> [Problem details] Write out all of the data without omission, exactly as shown.

> [Entries provided]
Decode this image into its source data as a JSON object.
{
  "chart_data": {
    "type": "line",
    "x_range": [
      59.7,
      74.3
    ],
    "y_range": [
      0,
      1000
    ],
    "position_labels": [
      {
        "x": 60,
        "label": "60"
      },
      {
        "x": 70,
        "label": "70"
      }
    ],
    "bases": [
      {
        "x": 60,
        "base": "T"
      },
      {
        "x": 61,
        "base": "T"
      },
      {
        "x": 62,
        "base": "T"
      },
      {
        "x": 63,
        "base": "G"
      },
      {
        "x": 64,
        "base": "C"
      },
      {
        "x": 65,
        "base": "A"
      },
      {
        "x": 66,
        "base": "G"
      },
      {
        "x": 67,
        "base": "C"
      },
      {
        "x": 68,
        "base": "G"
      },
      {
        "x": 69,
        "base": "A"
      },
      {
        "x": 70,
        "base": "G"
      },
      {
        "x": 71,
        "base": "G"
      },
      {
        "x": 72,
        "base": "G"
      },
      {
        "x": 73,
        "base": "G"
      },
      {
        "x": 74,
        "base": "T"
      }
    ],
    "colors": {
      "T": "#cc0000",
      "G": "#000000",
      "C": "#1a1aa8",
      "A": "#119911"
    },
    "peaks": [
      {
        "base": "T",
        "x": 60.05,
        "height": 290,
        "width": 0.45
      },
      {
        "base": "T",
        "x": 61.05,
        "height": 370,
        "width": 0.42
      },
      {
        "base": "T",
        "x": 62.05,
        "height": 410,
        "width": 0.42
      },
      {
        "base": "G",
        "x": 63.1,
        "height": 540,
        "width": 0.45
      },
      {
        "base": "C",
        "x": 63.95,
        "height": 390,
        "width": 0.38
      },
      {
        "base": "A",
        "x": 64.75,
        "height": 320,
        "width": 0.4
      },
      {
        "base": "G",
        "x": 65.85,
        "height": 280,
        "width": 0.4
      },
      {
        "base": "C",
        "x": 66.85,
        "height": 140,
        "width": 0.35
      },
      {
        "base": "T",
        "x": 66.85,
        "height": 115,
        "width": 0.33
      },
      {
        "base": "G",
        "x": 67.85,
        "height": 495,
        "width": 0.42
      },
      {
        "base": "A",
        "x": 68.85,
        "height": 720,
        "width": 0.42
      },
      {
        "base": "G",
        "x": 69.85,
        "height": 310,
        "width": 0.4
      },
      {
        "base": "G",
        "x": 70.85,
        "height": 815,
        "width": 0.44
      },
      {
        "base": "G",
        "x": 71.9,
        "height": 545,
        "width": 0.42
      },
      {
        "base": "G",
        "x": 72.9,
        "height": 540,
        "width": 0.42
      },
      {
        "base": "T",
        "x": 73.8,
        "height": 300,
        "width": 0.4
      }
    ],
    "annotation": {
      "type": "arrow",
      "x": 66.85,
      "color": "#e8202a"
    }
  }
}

> [Solution to this exercise]
Decode this image into its source data as a JSON object.
{
  "chart_data": {
    "type": "line",
    "x_range": [
      59.7,
      74.3
    ],
    "y_range": [
      0,
      1000
    ],
    "position_labels": [
      {
        "x": 60,
        "label": "60"
      },
      {
        "x": 70,
        "label": "70"
      }
    ],
    "bases": [
      {
        "x": 60,
        "base": "T"
      },
      {
        "x": 61,
        "base": "T"
      },
      {
        "x": 62,
        "base": "T"
      },
      {
        "x": 63,
        "base": "G"
      },
      {
        "x": 64,
        "base": "C"
      },
      {
        "x": 65,
        "base": "A"
      },
      {
        "x": 66,
        "base": "G"
      },
      {
        "x": 67,
        "base": "C"
      },
      {
        "x": 68,
        "base": "G"
      },
      {
        "x": 69,
        "base": "A"
      },
      {
        "x": 70,
        "base": "G"
      },
      {
        "x": 71,
        "base": "G"
      },
      {
        "x": 72,
        "base": "G"
      },
      {
        "x": 73,
        "base": "G"
      },
      {
        "x": 74,
        "base": "T"
      }
    ],
    "colors": {
      "T": "#cc0000",
      "G": "#000000",
      "C": "#1a1aa8",
      "A": "#119911"
    },
    "peaks": [
      {
        "base": "T",
        "x": 60.05,
        "height": 290,
        "width": 0.45
      },
      {
        "base": "T",
        "x": 61.05,
        "height": 370,
        "width": 0.42
      },
      {
        "base": "T",
        "x": 62.05,
        "height": 410,
        "width": 0.42
      },
      {
        "base": "G",
        "x": 63.1,
        "height": 540,
        "width": 0.45
      },
      {
        "base": "C",
        "x": 63.95,
        "height": 390,
        "width": 0.38
      },
      {
        "base": "A",
        "x": 64.75,
        "height": 320,
        "width": 0.4
      },
      {
        "base": "G",
        "x": 65.85,
        "height": 280,
        "width": 0.4
      },
      {
        "base": "C",
        "x": 66.85,
        "height": 140,
        "width": 0.35
      },
      {
        "base": "T",
        "x": 66.85,
        "height": 115,
        "width": 0.33
      },
      {
        "base": "G",
        "x": 67.85,
        "height": 495,
        "width": 0.42
      },
      {
        "base": "A",
        "x": 68.85,
        "height": 720,
        "width": 0.42
      },
      {
        "base": "G",
        "x": 69.85,
        "height": 310,
        "width": 0.4
      },
      {
        "base": "G",
        "x": 70.85,
        "height": 815,
        "width": 0.44
      },
      {
        "base": "G",
        "x": 71.9,
        "height": 545,
        "width": 0.42
      },
      {
        "base": "G",
        "x": 72.9,
        "height": 540,
        "width": 0.42
      },
      {
        "base": "T",
        "x": 73.8,
        "height": 300,
        "width": 0.4
      }
    ],
    "annotation": {
      "type": "arrow",
      "x": 66.85,
      "color": "#e8202a"
    }
  }
}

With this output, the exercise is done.